→ **Aim**: Extract from the listing each line in which the word "laisser" appears.
## START Dataset records
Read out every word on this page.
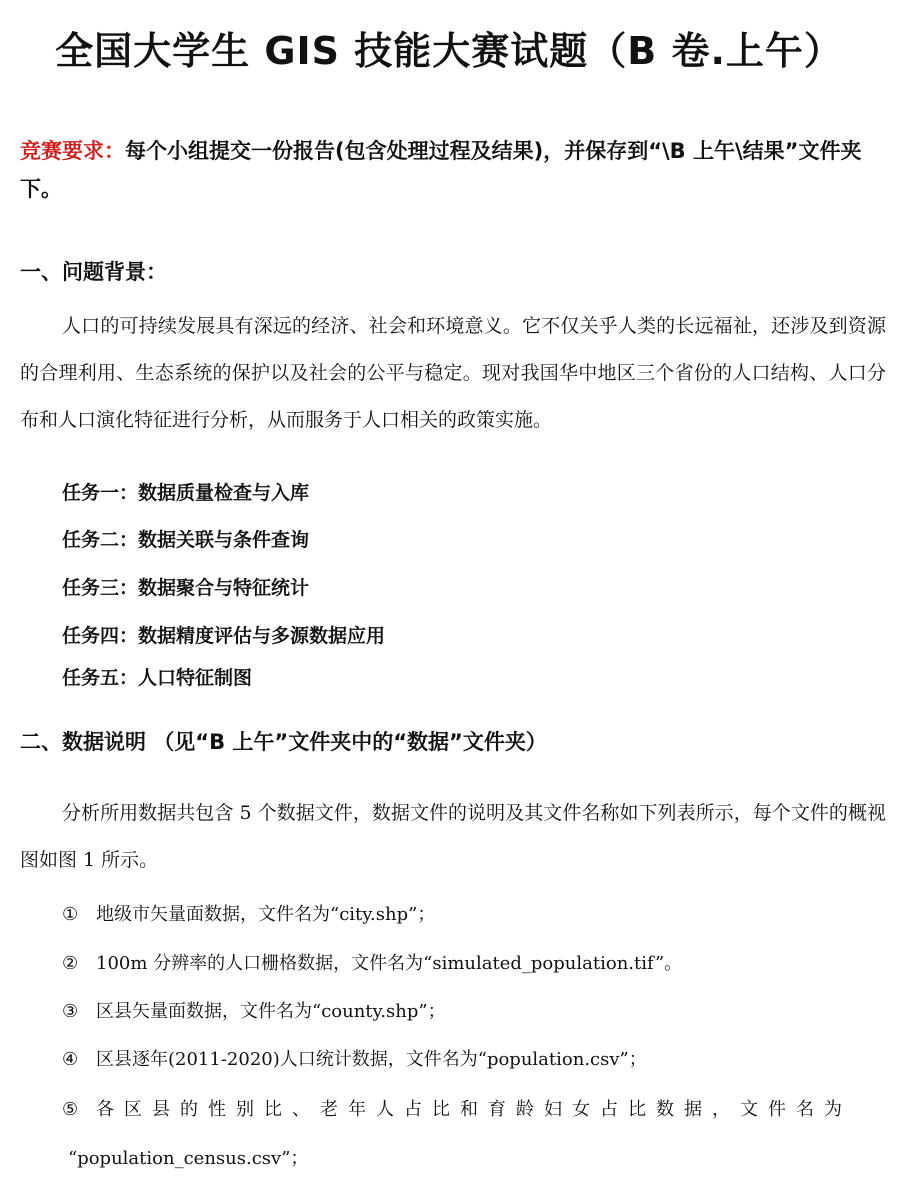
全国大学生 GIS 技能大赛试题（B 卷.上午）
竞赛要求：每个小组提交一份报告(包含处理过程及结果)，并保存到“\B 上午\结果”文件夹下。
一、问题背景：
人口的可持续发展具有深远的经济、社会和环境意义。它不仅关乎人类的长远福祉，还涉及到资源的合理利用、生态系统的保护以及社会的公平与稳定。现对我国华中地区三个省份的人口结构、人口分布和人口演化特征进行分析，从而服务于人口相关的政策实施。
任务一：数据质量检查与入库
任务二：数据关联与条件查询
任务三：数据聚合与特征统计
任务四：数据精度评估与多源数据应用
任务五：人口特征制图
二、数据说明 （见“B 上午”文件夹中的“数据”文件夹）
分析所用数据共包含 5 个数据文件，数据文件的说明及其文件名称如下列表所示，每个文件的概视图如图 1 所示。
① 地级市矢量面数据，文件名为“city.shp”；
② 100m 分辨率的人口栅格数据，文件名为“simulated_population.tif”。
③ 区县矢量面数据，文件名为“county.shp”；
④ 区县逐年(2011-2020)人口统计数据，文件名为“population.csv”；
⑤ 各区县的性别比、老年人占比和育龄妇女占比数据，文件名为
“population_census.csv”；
## END Dataset records
## START Dataset records
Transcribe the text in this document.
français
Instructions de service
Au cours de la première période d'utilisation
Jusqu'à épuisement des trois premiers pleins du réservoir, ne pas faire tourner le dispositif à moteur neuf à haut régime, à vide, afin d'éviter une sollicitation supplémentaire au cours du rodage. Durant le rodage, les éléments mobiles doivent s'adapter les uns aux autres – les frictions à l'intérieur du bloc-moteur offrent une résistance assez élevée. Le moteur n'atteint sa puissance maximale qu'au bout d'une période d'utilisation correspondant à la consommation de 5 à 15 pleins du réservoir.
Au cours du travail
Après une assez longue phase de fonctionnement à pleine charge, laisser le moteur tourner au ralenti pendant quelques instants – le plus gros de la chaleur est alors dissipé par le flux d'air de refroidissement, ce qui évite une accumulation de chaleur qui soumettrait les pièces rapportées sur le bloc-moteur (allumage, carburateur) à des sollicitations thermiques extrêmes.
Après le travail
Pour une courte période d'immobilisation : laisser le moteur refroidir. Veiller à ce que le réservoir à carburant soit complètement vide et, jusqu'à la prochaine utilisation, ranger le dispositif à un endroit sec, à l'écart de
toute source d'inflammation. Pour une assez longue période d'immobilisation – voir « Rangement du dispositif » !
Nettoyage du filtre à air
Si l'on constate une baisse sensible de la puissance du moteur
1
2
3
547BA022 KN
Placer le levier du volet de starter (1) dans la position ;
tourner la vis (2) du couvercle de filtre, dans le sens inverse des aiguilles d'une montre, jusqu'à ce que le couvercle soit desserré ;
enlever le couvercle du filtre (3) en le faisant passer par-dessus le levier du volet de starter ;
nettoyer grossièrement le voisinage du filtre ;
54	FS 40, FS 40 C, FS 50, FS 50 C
## END Dataset records
→ **Answer below**:
Après une assez longue phase de fonctionnement à pleine charge, laisser le moteur tourner au ralenti pendant quelques instants – le plus gros de la chaleur est alors dissipé par le flux d'air de refroidissement, ce qui évite une accumulation de chaleur qui soumettrait les pièces rapportées sur le bloc-moteur (allumage, carburateur) à des sollicitations thermiques extrêmes.
Pour une courte période d'immobilisation : laisser le moteur refroidir. Veiller à ce que le réservoir à carburant soit complètement vide et, jusqu'à la prochaine utilisation, ranger le dispositif à un endroit sec, à l'écart de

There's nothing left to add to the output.